Records shown start

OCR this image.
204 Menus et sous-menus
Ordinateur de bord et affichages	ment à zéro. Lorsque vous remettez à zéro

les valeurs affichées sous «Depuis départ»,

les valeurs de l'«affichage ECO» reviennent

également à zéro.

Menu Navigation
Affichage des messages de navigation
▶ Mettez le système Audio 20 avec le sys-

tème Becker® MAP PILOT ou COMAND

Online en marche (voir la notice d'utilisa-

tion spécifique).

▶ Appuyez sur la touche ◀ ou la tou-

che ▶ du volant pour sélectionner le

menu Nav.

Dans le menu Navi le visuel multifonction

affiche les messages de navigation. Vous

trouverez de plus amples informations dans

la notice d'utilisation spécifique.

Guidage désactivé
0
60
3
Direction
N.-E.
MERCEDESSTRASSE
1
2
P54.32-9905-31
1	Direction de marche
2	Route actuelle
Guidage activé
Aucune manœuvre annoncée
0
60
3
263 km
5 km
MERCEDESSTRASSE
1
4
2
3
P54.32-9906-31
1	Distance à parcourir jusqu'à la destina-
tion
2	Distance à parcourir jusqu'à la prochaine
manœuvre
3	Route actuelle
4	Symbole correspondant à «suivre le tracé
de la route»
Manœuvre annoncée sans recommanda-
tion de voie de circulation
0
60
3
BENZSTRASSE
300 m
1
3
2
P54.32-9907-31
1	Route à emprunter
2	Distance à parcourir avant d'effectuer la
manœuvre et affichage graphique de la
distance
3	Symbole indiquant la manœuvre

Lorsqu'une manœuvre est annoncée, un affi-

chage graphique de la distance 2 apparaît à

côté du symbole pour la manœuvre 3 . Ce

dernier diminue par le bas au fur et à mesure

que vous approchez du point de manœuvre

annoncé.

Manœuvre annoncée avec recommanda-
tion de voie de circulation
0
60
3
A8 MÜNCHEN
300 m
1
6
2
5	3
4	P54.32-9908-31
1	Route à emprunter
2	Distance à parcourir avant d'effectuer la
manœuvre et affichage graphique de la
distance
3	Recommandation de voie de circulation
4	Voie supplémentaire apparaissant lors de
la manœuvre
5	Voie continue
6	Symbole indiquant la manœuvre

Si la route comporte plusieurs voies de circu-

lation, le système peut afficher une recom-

Records shown end

Go through the listing and copy all of it exactly.

OCR this image.
204 Menus et sous-menus
Ordinateur de bord et affichages	ment à zéro. Lorsque vous remettez à zéro

les valeurs affichées sous «Depuis départ»,

les valeurs de l'«affichage ECO» reviennent

également à zéro.

Menu Navigation
Affichage des messages de navigation
▶ Mettez le système Audio 20 avec le sys-

tème Becker® MAP PILOT ou COMAND

Online en marche (voir la notice d'utilisa-

tion spécifique).

▶ Appuyez sur la touche ◀ ou la tou-

che ▶ du volant pour sélectionner le

menu Nav.

Dans le menu Navi le visuel multifonction

affiche les messages de navigation. Vous

trouverez de plus amples informations dans

la notice d'utilisation spécifique.

Guidage désactivé
0
60
3
Direction
N.-E.
MERCEDESSTRASSE
1
2
P54.32-9905-31
1	Direction de marche
2	Route actuelle
Guidage activé
Aucune manœuvre annoncée
0
60
3
263 km
5 km
MERCEDESSTRASSE
1
4
2
3
P54.32-9906-31
1	Distance à parcourir jusqu'à la destina-
tion
2	Distance à parcourir jusqu'à la prochaine
manœuvre
3	Route actuelle
4	Symbole correspondant à «suivre le tracé
de la route»
Manœuvre annoncée sans recommanda-
tion de voie de circulation
0
60
3
BENZSTRASSE
300 m
1
3
2
P54.32-9907-31
1	Route à emprunter
2	Distance à parcourir avant d'effectuer la
manœuvre et affichage graphique de la
distance
3	Symbole indiquant la manœuvre

Lorsqu'une manœuvre est annoncée, un affi-

chage graphique de la distance 2 apparaît à

côté du symbole pour la manœuvre 3 . Ce

dernier diminue par le bas au fur et à mesure

que vous approchez du point de manœuvre

annoncé.

Manœuvre annoncée avec recommanda-
tion de voie de circulation
0
60
3
A8 MÜNCHEN
300 m
1
6
2
5	3
4	P54.32-9908-31
1	Route à emprunter
2	Distance à parcourir avant d'effectuer la
manœuvre et affichage graphique de la
distance
3	Recommandation de voie de circulation
4	Voie supplémentaire apparaissant lors de
la manœuvre
5	Voie continue
6	Symbole indiquant la manœuvre

Si la route comporte plusieurs voies de circu-

lation, le système peut afficher une recom-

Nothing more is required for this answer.